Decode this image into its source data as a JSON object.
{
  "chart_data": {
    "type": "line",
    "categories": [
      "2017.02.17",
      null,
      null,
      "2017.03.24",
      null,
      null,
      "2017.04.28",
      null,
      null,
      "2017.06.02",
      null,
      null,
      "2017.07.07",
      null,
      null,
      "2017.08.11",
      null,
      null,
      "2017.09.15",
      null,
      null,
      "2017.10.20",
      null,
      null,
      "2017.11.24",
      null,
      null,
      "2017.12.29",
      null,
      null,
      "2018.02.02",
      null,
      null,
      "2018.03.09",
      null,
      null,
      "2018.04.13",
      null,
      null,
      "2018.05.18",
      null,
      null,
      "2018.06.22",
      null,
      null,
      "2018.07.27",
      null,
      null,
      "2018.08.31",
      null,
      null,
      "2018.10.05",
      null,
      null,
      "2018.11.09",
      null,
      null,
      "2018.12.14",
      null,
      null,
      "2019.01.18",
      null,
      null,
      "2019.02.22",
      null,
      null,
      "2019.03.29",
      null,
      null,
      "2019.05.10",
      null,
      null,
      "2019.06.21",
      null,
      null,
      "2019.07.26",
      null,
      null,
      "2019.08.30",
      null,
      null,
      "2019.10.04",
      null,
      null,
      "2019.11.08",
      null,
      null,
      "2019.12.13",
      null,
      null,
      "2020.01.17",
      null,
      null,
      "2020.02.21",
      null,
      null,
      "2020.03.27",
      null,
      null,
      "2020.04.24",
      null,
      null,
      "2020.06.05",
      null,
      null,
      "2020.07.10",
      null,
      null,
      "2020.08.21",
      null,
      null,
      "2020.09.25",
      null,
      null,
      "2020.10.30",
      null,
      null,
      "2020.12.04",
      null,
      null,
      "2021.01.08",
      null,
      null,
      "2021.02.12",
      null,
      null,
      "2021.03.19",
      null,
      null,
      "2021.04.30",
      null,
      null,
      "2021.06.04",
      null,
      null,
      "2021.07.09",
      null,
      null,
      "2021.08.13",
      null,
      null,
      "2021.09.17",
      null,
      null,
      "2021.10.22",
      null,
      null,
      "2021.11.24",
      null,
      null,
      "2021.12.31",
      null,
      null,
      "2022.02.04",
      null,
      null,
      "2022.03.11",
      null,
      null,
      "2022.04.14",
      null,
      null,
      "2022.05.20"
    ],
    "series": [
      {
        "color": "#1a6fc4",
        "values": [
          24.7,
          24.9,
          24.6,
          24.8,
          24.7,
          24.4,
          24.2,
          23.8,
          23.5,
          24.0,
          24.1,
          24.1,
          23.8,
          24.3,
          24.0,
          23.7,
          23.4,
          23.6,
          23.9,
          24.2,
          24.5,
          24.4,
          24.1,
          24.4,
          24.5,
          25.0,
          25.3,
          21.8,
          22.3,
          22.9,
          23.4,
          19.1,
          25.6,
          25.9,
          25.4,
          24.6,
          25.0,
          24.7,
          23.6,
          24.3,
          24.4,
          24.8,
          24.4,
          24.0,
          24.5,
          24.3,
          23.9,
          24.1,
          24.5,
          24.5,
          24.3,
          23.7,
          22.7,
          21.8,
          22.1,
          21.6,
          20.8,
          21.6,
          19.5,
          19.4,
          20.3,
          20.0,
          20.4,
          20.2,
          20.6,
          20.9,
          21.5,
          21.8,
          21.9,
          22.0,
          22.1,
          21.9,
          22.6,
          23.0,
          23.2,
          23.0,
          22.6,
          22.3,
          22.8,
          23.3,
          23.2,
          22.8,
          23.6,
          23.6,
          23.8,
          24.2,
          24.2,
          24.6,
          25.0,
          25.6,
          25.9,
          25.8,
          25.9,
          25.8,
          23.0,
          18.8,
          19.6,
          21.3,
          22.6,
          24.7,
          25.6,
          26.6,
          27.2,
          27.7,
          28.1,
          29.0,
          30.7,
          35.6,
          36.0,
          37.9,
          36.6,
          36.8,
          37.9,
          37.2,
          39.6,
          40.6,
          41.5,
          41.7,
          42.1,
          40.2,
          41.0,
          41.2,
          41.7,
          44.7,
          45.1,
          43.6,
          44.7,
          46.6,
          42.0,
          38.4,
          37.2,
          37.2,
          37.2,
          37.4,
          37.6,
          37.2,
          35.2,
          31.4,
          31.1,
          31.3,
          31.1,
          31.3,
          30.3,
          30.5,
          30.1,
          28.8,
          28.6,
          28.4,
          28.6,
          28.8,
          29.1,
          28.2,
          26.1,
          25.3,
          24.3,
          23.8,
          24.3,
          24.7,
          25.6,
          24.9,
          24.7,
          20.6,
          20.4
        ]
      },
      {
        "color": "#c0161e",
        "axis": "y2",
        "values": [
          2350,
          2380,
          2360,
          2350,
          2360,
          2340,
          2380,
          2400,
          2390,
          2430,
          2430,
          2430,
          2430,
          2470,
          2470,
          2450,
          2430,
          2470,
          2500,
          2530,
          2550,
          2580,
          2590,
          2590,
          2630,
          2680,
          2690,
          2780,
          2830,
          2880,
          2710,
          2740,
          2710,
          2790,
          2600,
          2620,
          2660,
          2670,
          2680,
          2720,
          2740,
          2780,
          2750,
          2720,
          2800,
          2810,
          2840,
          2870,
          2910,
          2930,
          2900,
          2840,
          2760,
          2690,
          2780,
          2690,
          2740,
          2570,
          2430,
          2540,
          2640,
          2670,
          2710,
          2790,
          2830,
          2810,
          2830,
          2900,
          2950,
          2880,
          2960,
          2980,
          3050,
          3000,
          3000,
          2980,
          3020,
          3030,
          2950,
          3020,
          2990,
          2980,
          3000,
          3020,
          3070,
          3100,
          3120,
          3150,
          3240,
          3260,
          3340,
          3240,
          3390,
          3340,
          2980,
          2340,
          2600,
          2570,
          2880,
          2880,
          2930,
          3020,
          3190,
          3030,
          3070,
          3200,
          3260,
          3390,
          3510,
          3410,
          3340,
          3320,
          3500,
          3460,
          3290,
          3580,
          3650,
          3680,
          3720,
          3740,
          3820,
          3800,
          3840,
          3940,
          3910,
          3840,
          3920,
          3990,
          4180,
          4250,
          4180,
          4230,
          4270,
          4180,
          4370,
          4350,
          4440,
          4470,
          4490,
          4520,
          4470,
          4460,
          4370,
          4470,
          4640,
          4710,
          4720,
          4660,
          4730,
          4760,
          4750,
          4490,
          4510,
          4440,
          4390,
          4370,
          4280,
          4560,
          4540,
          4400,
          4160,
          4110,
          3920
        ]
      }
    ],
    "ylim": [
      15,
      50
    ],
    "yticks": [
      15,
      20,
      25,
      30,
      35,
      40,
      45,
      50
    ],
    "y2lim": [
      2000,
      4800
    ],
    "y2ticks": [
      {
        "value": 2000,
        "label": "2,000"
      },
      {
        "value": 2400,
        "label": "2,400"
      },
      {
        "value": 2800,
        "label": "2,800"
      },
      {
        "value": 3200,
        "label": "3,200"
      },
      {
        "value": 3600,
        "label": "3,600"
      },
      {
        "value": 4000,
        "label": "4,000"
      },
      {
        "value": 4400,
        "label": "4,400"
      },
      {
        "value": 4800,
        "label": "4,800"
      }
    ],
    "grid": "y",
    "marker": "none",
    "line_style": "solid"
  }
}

★ ★ ★ ★ ★ ★ ★

▶ **Task directions**
The entries above should be repeated exactly, every one of them.

▶ **Task result**
Decode this image into its source data as a JSON object.
{
  "chart_data": {
    "type": "line",
    "categories": [
      "2017.02.17",
      null,
      null,
      "2017.03.24",
      null,
      null,
      "2017.04.28",
      null,
      null,
      "2017.06.02",
      null,
      null,
      "2017.07.07",
      null,
      null,
      "2017.08.11",
      null,
      null,
      "2017.09.15",
      null,
      null,
      "2017.10.20",
      null,
      null,
      "2017.11.24",
      null,
      null,
      "2017.12.29",
      null,
      null,
      "2018.02.02",
      null,
      null,
      "2018.03.09",
      null,
      null,
      "2018.04.13",
      null,
      null,
      "2018.05.18",
      null,
      null,
      "2018.06.22",
      null,
      null,
      "2018.07.27",
      null,
      null,
      "2018.08.31",
      null,
      null,
      "2018.10.05",
      null,
      null,
      "2018.11.09",
      null,
      null,
      "2018.12.14",
      null,
      null,
      "2019.01.18",
      null,
      null,
      "2019.02.22",
      null,
      null,
      "2019.03.29",
      null,
      null,
      "2019.05.10",
      null,
      null,
      "2019.06.21",
      null,
      null,
      "2019.07.26",
      null,
      null,
      "2019.08.30",
      null,
      null,
      "2019.10.04",
      null,
      null,
      "2019.11.08",
      null,
      null,
      "2019.12.13",
      null,
      null,
      "2020.01.17",
      null,
      null,
      "2020.02.21",
      null,
      null,
      "2020.03.27",
      null,
      null,
      "2020.04.24",
      null,
      null,
      "2020.06.05",
      null,
      null,
      "2020.07.10",
      null,
      null,
      "2020.08.21",
      null,
      null,
      "2020.09.25",
      null,
      null,
      "2020.10.30",
      null,
      null,
      "2020.12.04",
      null,
      null,
      "2021.01.08",
      null,
      null,
      "2021.02.12",
      null,
      null,
      "2021.03.19",
      null,
      null,
      "2021.04.30",
      null,
      null,
      "2021.06.04",
      null,
      null,
      "2021.07.09",
      null,
      null,
      "2021.08.13",
      null,
      null,
      "2021.09.17",
      null,
      null,
      "2021.10.22",
      null,
      null,
      "2021.11.24",
      null,
      null,
      "2021.12.31",
      null,
      null,
      "2022.02.04",
      null,
      null,
      "2022.03.11",
      null,
      null,
      "2022.04.14",
      null,
      null,
      "2022.05.20"
    ],
    "series": [
      {
        "color": "#1a6fc4",
        "values": [
          24.7,
          24.9,
          24.6,
          24.8,
          24.7,
          24.4,
          24.2,
          23.8,
          23.5,
          24.0,
          24.1,
          24.1,
          23.8,
          24.3,
          24.0,
          23.7,
          23.4,
          23.6,
          23.9,
          24.2,
          24.5,
          24.4,
          24.1,
          24.4,
          24.5,
          25.0,
          25.3,
          21.8,
          22.3,
          22.9,
          23.4,
          19.1,
          25.6,
          25.9,
          25.4,
          24.6,
          25.0,
          24.7,
          23.6,
          24.3,
          24.4,
          24.8,
          24.4,
          24.0,
          24.5,
          24.3,
          23.9,
          24.1,
          24.5,
          24.5,
          24.3,
          23.7,
          22.7,
          21.8,
          22.1,
          21.6,
          20.8,
          21.6,
          19.5,
          19.4,
          20.3,
          20.0,
          20.4,
          20.2,
          20.6,
          20.9,
          21.5,
          21.8,
          21.9,
          22.0,
          22.1,
          21.9,
          22.6,
          23.0,
          23.2,
          23.0,
          22.6,
          22.3,
          22.8,
          23.3,
          23.2,
          22.8,
          23.6,
          23.6,
          23.8,
          24.2,
          24.2,
          24.6,
          25.0,
          25.6,
          25.9,
          25.8,
          25.9,
          25.8,
          23.0,
          18.8,
          19.6,
          21.3,
          22.6,
          24.7,
          25.6,
          26.6,
          27.2,
          27.7,
          28.1,
          29.0,
          30.7,
          35.6,
          36.0,
          37.9,
          36.6,
          36.8,
          37.9,
          37.2,
          39.6,
          40.6,
          41.5,
          41.7,
          42.1,
          40.2,
          41.0,
          41.2,
          41.7,
          44.7,
          45.1,
          43.6,
          44.7,
          46.6,
          42.0,
          38.4,
          37.2,
          37.2,
          37.2,
          37.4,
          37.6,
          37.2,
          35.2,
          31.4,
          31.1,
          31.3,
          31.1,
          31.3,
          30.3,
          30.5,
          30.1,
          28.8,
          28.6,
          28.4,
          28.6,
          28.8,
          29.1,
          28.2,
          26.1,
          25.3,
          24.3,
          23.8,
          24.3,
          24.7,
          25.6,
          24.9,
          24.7,
          20.6,
          20.4
        ]
      },
      {
        "color": "#c0161e",
        "axis": "y2",
        "values": [
          2350,
          2380,
          2360,
          2350,
          2360,
          2340,
          2380,
          2400,
          2390,
          2430,
          2430,
          2430,
          2430,
          2470,
          2470,
          2450,
          2430,
          2470,
          2500,
          2530,
          2550,
          2580,
          2590,
          2590,
          2630,
          2680,
          2690,
          2780,
          2830,
          2880,
          2710,
          2740,
          2710,
          2790,
          2600,
          2620,
          2660,
          2670,
          2680,
          2720,
          2740,
          2780,
          2750,
          2720,
          2800,
          2810,
          2840,
          2870,
          2910,
          2930,
          2900,
          2840,
          2760,
          2690,
          2780,
          2690,
          2740,
          2570,
          2430,
          2540,
          2640,
          2670,
          2710,
          2790,
          2830,
          2810,
          2830,
          2900,
          2950,
          2880,
          2960,
          2980,
          3050,
          3000,
          3000,
          2980,
          3020,
          3030,
          2950,
          3020,
          2990,
          2980,
          3000,
          3020,
          3070,
          3100,
          3120,
          3150,
          3240,
          3260,
          3340,
          3240,
          3390,
          3340,
          2980,
          2340,
          2600,
          2570,
          2880,
          2880,
          2930,
          3020,
          3190,
          3030,
          3070,
          3200,
          3260,
          3390,
          3510,
          3410,
          3340,
          3320,
          3500,
          3460,
          3290,
          3580,
          3650,
          3680,
          3720,
          3740,
          3820,
          3800,
          3840,
          3940,
          3910,
          3840,
          3920,
          3990,
          4180,
          4250,
          4180,
          4230,
          4270,
          4180,
          4370,
          4350,
          4440,
          4470,
          4490,
          4520,
          4470,
          4460,
          4370,
          4470,
          4640,
          4710,
          4720,
          4660,
          4730,
          4760,
          4750,
          4490,
          4510,
          4440,
          4390,
          4370,
          4280,
          4560,
          4540,
          4400,
          4160,
          4110,
          3920
        ]
      }
    ],
    "ylim": [
      15,
      50
    ],
    "yticks": [
      15,
      20,
      25,
      30,
      35,
      40,
      45,
      50
    ],
    "y2lim": [
      2000,
      4800
    ],
    "y2ticks": [
      {
        "value": 2000,
        "label": "2,000"
      },
      {
        "value": 2400,
        "label": "2,400"
      },
      {
        "value": 2800,
        "label": "2,800"
      },
      {
        "value": 3200,
        "label": "3,200"
      },
      {
        "value": 3600,
        "label": "3,600"
      },
      {
        "value": 4000,
        "label": "4,000"
      },
      {
        "value": 4400,
        "label": "4,400"
      },
      {
        "value": 4800,
        "label": "4,800"
      }
    ],
    "grid": "y",
    "marker": "none",
    "line_style": "solid"
  }
}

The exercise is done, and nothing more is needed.